Instructions to follow » Write out every entry, unchanged. Skip any picture.
[Begin Listed records]
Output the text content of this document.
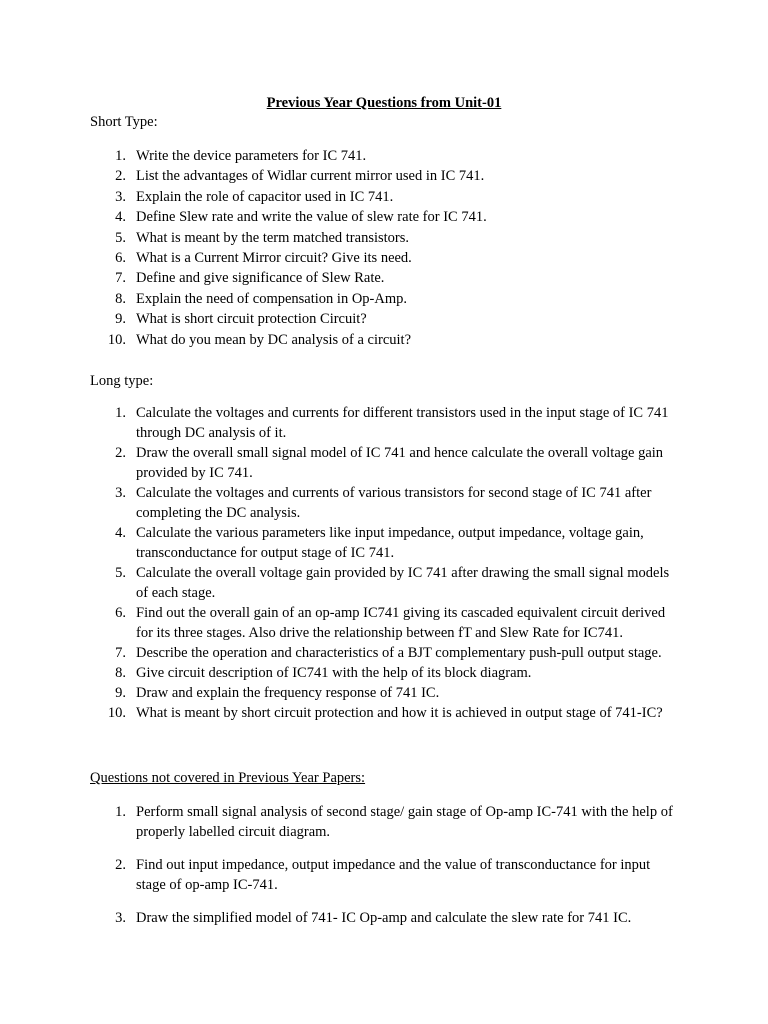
Previous Year Questions from Unit-01
Short Type:
1. Write the device parameters for IC 741.
2. List the advantages of Widlar current mirror used in IC 741.
3. Explain the role of capacitor used in IC 741.
4. Define Slew rate and write the value of slew rate for IC 741.
5. What is meant by the term matched transistors.
6. What is a Current Mirror circuit? Give its need.
7. Define and give significance of Slew Rate.
8. Explain the need of compensation in Op-Amp.
9. What is short circuit protection Circuit?
10. What do you mean by DC analysis of a circuit?
Long type:
1. Calculate the voltages and currents for different transistors used in the input stage of IC 741 through DC analysis of it.
2. Draw the overall small signal model of IC 741 and hence calculate the overall voltage gain provided by IC 741.
3. Calculate the voltages and currents of various transistors for second stage of IC 741 after completing the DC analysis.
4. Calculate the various parameters like input impedance, output impedance, voltage gain, transconductance for output stage of IC 741.
5. Calculate the overall voltage gain provided by IC 741 after drawing the small signal models of each stage.
6. Find out the overall gain of an op-amp IC741 giving its cascaded equivalent circuit derived for its three stages. Also drive the relationship between fT and Slew Rate for IC741.
7. Describe the operation and characteristics of a BJT complementary push-pull output stage.
8. Give circuit description of IC741 with the help of its block diagram.
9. Draw and explain the frequency response of 741 IC.
10. What is meant by short circuit protection and how it is achieved in output stage of 741-IC?
Questions not covered in Previous Year Papers:
1. Perform small signal analysis of second stage/ gain stage of Op-amp IC-741 with the help of properly labelled circuit diagram.
2. Find out input impedance, output impedance and the value of transconductance for input stage of op-amp IC-741.
3. Draw the simplified model of 741- IC Op-amp and calculate the slew rate for 741 IC.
[End Listed records]
Expected answer »
Output the text content of this document.
Previous Year Questions from Unit-01
Short Type:
1. Write the device parameters for IC 741.
2. List the advantages of Widlar current mirror used in IC 741.
3. Explain the role of capacitor used in IC 741.
4. Define Slew rate and write the value of slew rate for IC 741.
5. What is meant by the term matched transistors.
6. What is a Current Mirror circuit? Give its need.
7. Define and give significance of Slew Rate.
8. Explain the need of compensation in Op-Amp.
9. What is short circuit protection Circuit?
10. What do you mean by DC analysis of a circuit?
Long type:
1. Calculate the voltages and currents for different transistors used in the input stage of IC 741 through DC analysis of it.
2. Draw the overall small signal model of IC 741 and hence calculate the overall voltage gain provided by IC 741.
3. Calculate the voltages and currents of various transistors for second stage of IC 741 after completing the DC analysis.
4. Calculate the various parameters like input impedance, output impedance, voltage gain, transconductance for output stage of IC 741.
5. Calculate the overall voltage gain provided by IC 741 after drawing the small signal models of each stage.
6. Find out the overall gain of an op-amp IC741 giving its cascaded equivalent circuit derived for its three stages. Also drive the relationship between fT and Slew Rate for IC741.
7. Describe the operation and characteristics of a BJT complementary push-pull output stage.
8. Give circuit description of IC741 with the help of its block diagram.
9. Draw and explain the frequency response of 741 IC.
10. What is meant by short circuit protection and how it is achieved in output stage of 741-IC?
Questions not covered in Previous Year Papers:
1. Perform small signal analysis of second stage/ gain stage of Op-amp IC-741 with the help of properly labelled circuit diagram.
2. Find out input impedance, output impedance and the value of transconductance for input stage of op-amp IC-741.
3. Draw the simplified model of 741- IC Op-amp and calculate the slew rate for 741 IC.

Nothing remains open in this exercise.